*Dataset rows*
--

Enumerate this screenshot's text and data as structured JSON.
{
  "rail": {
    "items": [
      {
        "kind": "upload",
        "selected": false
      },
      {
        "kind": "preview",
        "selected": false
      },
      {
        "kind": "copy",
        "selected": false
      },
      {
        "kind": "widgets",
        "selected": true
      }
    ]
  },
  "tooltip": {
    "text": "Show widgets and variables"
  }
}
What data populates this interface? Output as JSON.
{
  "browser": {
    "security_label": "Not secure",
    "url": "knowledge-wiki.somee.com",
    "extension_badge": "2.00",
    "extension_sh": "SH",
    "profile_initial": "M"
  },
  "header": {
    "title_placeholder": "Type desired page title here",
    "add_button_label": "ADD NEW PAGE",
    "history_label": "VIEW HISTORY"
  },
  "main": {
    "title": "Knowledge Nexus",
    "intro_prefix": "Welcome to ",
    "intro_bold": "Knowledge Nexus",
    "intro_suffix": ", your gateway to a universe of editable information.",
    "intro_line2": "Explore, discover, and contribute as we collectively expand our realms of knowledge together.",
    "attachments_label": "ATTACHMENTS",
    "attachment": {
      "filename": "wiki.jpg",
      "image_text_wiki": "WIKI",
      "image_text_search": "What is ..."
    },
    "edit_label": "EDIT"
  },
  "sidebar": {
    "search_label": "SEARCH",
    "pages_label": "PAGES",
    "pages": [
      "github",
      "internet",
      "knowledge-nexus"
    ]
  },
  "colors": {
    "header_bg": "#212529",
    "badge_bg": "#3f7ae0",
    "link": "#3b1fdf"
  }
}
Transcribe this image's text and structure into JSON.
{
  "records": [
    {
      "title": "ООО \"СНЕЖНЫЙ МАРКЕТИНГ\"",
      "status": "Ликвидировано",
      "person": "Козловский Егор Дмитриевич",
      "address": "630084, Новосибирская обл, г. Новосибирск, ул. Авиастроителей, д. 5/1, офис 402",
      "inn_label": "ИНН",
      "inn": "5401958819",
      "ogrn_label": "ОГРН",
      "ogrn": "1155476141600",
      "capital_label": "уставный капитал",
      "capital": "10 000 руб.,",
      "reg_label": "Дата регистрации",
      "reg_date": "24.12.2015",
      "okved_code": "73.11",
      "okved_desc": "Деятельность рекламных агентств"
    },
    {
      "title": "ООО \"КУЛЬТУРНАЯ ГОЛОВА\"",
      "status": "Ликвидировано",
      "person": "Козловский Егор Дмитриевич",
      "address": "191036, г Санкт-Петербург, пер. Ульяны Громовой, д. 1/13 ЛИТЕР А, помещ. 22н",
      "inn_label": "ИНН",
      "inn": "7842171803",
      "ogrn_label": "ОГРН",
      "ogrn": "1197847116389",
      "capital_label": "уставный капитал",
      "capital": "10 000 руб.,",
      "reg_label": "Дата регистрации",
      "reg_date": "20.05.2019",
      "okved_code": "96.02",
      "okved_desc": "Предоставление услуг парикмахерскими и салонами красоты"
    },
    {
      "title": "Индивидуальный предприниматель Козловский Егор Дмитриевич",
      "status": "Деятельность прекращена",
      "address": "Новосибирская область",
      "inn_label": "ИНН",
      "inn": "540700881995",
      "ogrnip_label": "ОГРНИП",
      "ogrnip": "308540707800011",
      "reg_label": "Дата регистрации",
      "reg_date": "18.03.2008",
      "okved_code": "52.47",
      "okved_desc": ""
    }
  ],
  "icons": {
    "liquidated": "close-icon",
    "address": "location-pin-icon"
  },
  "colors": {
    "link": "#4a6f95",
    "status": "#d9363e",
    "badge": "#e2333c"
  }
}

--

*Goal*
Say only how many lines in the records carry the word "JSON".

*Correct result*
3